◆ **DATA FOR PROCESSING**:
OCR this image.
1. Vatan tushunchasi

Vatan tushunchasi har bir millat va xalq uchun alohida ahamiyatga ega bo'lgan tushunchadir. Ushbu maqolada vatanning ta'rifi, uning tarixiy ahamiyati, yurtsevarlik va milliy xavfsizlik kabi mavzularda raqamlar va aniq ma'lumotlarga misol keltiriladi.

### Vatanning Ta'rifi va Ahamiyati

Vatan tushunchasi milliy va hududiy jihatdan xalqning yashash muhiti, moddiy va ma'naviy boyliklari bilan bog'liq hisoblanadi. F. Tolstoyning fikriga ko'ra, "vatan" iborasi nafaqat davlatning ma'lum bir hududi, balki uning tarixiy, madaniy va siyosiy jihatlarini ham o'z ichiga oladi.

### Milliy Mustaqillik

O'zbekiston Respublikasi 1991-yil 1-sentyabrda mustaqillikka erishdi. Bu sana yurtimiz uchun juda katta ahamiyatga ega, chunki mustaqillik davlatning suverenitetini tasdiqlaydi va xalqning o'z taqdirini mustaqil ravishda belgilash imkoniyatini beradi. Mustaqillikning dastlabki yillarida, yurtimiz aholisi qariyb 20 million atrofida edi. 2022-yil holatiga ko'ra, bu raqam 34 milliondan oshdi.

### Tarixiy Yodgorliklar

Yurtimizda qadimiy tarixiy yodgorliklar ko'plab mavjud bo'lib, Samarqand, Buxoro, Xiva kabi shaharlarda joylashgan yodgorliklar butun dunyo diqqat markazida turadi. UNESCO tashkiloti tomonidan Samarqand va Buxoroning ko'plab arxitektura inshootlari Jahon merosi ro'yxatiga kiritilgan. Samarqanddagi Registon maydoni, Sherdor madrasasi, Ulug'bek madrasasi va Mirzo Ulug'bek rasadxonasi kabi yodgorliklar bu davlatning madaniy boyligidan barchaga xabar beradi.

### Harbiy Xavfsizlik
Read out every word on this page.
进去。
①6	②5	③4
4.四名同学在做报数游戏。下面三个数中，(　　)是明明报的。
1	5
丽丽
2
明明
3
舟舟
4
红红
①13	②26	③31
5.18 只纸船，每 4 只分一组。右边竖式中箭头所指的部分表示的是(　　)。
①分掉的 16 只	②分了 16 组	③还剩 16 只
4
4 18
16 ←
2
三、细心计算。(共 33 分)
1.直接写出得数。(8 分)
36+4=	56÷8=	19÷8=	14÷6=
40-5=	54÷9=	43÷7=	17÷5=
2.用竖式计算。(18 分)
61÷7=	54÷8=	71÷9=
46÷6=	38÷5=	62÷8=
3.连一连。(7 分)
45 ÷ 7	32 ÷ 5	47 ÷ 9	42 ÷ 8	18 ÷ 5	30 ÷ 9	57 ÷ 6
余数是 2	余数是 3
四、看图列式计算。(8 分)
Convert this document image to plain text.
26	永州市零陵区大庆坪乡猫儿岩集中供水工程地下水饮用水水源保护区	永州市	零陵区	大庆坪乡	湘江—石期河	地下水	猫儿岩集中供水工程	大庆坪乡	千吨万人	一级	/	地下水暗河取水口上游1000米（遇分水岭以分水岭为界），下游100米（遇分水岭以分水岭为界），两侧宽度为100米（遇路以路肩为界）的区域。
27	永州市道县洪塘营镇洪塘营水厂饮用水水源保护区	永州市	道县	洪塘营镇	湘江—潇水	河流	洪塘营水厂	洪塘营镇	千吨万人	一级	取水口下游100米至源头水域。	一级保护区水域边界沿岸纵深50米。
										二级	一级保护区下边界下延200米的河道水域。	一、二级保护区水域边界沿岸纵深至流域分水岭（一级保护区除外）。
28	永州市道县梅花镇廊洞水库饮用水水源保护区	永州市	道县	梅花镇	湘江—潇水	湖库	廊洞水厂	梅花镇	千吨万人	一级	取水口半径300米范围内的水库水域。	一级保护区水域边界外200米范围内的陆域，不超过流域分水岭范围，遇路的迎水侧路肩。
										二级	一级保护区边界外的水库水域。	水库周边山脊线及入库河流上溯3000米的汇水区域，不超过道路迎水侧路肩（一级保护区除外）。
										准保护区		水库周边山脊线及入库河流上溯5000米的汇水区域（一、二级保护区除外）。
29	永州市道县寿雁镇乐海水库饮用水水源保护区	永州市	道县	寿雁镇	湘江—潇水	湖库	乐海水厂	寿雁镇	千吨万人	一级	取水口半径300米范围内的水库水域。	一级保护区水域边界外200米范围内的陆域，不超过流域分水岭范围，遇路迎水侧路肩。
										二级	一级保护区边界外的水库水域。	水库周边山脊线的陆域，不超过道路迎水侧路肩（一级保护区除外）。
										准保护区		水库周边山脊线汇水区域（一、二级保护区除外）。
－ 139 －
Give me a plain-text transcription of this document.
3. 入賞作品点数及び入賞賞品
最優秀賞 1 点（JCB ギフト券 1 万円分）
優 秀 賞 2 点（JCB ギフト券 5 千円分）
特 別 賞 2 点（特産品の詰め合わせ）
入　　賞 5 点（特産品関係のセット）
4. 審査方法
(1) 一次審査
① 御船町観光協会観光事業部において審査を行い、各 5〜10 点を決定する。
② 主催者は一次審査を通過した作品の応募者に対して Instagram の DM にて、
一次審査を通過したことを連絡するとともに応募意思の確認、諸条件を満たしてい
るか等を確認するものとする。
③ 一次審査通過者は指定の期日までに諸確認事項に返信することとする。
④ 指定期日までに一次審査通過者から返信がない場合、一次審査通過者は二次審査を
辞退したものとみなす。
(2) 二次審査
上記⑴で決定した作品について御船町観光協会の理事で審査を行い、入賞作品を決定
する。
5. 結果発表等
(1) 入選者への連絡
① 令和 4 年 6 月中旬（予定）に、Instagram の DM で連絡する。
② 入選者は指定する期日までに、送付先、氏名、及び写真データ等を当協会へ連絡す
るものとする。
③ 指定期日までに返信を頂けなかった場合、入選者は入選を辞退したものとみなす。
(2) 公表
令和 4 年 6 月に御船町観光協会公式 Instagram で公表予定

◆ **WORK INSTRUCTIONS**: Take the listing above and write it out again exactly.

◆ **ANSWER**:
OCR this image.
1. Vatan tushunchasi

Vatan tushunchasi har bir millat va xalq uchun alohida ahamiyatga ega bo'lgan tushunchadir. Ushbu maqolada vatanning ta'rifi, uning tarixiy ahamiyati, yurtsevarlik va milliy xavfsizlik kabi mavzularda raqamlar va aniq ma'lumotlarga misol keltiriladi.

### Vatanning Ta'rifi va Ahamiyati

Vatan tushunchasi milliy va hududiy jihatdan xalqning yashash muhiti, moddiy va ma'naviy boyliklari bilan bog'liq hisoblanadi. F. Tolstoyning fikriga ko'ra, "vatan" iborasi nafaqat davlatning ma'lum bir hududi, balki uning tarixiy, madaniy va siyosiy jihatlarini ham o'z ichiga oladi.

### Milliy Mustaqillik

O'zbekiston Respublikasi 1991-yil 1-sentyabrda mustaqillikka erishdi. Bu sana yurtimiz uchun juda katta ahamiyatga ega, chunki mustaqillik davlatning suverenitetini tasdiqlaydi va xalqning o'z taqdirini mustaqil ravishda belgilash imkoniyatini beradi. Mustaqillikning dastlabki yillarida, yurtimiz aholisi qariyb 20 million atrofida edi. 2022-yil holatiga ko'ra, bu raqam 34 milliondan oshdi.

### Tarixiy Yodgorliklar

Yurtimizda qadimiy tarixiy yodgorliklar ko'plab mavjud bo'lib, Samarqand, Buxoro, Xiva kabi shaharlarda joylashgan yodgorliklar butun dunyo diqqat markazida turadi. UNESCO tashkiloti tomonidan Samarqand va Buxoroning ko'plab arxitektura inshootlari Jahon merosi ro'yxatiga kiritilgan. Samarqanddagi Registon maydoni, Sherdor madrasasi, Ulug'bek madrasasi va Mirzo Ulug'bek rasadxonasi kabi yodgorliklar bu davlatning madaniy boyligidan barchaga xabar beradi.

### Harbiy Xavfsizlik
Read out every word on this page.
进去。
①6	②5	③4
4.四名同学在做报数游戏。下面三个数中，(　　)是明明报的。
1	5
丽丽
2
明明
3
舟舟
4
红红
①13	②26	③31
5.18 只纸船，每 4 只分一组。右边竖式中箭头所指的部分表示的是(　　)。
①分掉的 16 只	②分了 16 组	③还剩 16 只
4
4 18
16 ←
2
三、细心计算。(共 33 分)
1.直接写出得数。(8 分)
36+4=	56÷8=	19÷8=	14÷6=
40-5=	54÷9=	43÷7=	17÷5=
2.用竖式计算。(18 分)
61÷7=	54÷8=	71÷9=
46÷6=	38÷5=	62÷8=
3.连一连。(7 分)
45 ÷ 7	32 ÷ 5	47 ÷ 9	42 ÷ 8	18 ÷ 5	30 ÷ 9	57 ÷ 6
余数是 2	余数是 3
四、看图列式计算。(8 分)
Convert this document image to plain text.
26	永州市零陵区大庆坪乡猫儿岩集中供水工程地下水饮用水水源保护区	永州市	零陵区	大庆坪乡	湘江—石期河	地下水	猫儿岩集中供水工程	大庆坪乡	千吨万人	一级	/	地下水暗河取水口上游1000米（遇分水岭以分水岭为界），下游100米（遇分水岭以分水岭为界），两侧宽度为100米（遇路以路肩为界）的区域。
27	永州市道县洪塘营镇洪塘营水厂饮用水水源保护区	永州市	道县	洪塘营镇	湘江—潇水	河流	洪塘营水厂	洪塘营镇	千吨万人	一级	取水口下游100米至源头水域。	一级保护区水域边界沿岸纵深50米。
										二级	一级保护区下边界下延200米的河道水域。	一、二级保护区水域边界沿岸纵深至流域分水岭（一级保护区除外）。
28	永州市道县梅花镇廊洞水库饮用水水源保护区	永州市	道县	梅花镇	湘江—潇水	湖库	廊洞水厂	梅花镇	千吨万人	一级	取水口半径300米范围内的水库水域。	一级保护区水域边界外200米范围内的陆域，不超过流域分水岭范围，遇路的迎水侧路肩。
										二级	一级保护区边界外的水库水域。	水库周边山脊线及入库河流上溯3000米的汇水区域，不超过道路迎水侧路肩（一级保护区除外）。
										准保护区		水库周边山脊线及入库河流上溯5000米的汇水区域（一、二级保护区除外）。
29	永州市道县寿雁镇乐海水库饮用水水源保护区	永州市	道县	寿雁镇	湘江—潇水	湖库	乐海水厂	寿雁镇	千吨万人	一级	取水口半径300米范围内的水库水域。	一级保护区水域边界外200米范围内的陆域，不超过流域分水岭范围，遇路迎水侧路肩。
										二级	一级保护区边界外的水库水域。	水库周边山脊线的陆域，不超过道路迎水侧路肩（一级保护区除外）。
										准保护区		水库周边山脊线汇水区域（一、二级保护区除外）。
－ 139 －
Give me a plain-text transcription of this document.
3. 入賞作品点数及び入賞賞品
最優秀賞 1 点（JCB ギフト券 1 万円分）
優 秀 賞 2 点（JCB ギフト券 5 千円分）
特 別 賞 2 点（特産品の詰め合わせ）
入　　賞 5 点（特産品関係のセット）
4. 審査方法
(1) 一次審査
① 御船町観光協会観光事業部において審査を行い、各 5〜10 点を決定する。
② 主催者は一次審査を通過した作品の応募者に対して Instagram の DM にて、
一次審査を通過したことを連絡するとともに応募意思の確認、諸条件を満たしてい
るか等を確認するものとする。
③ 一次審査通過者は指定の期日までに諸確認事項に返信することとする。
④ 指定期日までに一次審査通過者から返信がない場合、一次審査通過者は二次審査を
辞退したものとみなす。
(2) 二次審査
上記⑴で決定した作品について御船町観光協会の理事で審査を行い、入賞作品を決定
する。
5. 結果発表等
(1) 入選者への連絡
① 令和 4 年 6 月中旬（予定）に、Instagram の DM で連絡する。
② 入選者は指定する期日までに、送付先、氏名、及び写真データ等を当協会へ連絡す
るものとする。
③ 指定期日までに返信を頂けなかった場合、入選者は入選を辞退したものとみなす。
(2) 公表
令和 4 年 6 月に御船町観光協会公式 Instagram で公表予定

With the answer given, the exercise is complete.